begin

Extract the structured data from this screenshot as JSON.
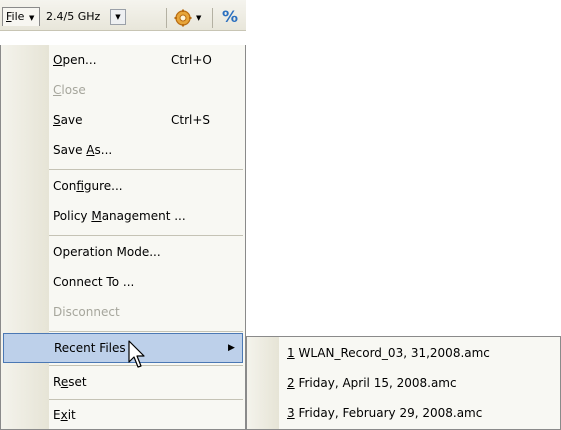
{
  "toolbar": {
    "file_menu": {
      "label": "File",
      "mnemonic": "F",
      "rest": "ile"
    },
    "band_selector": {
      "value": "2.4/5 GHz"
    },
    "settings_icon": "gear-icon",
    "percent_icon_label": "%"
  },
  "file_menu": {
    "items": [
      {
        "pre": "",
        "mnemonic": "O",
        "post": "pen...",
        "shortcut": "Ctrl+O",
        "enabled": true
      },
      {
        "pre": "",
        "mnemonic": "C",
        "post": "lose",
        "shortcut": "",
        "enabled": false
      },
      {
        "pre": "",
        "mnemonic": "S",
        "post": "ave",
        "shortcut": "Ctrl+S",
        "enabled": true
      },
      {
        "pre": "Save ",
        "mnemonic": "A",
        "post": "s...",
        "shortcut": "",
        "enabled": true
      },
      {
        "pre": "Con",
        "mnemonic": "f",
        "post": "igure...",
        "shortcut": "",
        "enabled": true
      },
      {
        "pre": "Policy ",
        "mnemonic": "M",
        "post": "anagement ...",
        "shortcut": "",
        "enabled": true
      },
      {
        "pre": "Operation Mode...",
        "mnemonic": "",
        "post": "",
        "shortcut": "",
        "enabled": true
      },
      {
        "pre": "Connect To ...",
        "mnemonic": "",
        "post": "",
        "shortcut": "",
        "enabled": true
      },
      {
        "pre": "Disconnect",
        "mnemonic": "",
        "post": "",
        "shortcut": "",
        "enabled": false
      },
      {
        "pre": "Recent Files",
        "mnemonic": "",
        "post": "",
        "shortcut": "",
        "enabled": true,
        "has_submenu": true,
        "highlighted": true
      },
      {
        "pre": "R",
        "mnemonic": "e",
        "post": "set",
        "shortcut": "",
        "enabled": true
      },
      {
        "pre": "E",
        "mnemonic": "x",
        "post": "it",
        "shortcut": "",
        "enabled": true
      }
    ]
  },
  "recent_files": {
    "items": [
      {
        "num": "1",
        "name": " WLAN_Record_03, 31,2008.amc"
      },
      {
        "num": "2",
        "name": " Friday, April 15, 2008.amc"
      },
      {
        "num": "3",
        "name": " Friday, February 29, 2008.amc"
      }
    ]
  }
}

end

_Prompt_
Go through the listing above and locate each line that holds the word "name". Copy those lines.

_Complete output_
        "name": " WLAN_Record_03, 31,2008.amc"
        "name": " Friday, April 15, 2008.amc"
        "name": " Friday, February 29, 2008.amc"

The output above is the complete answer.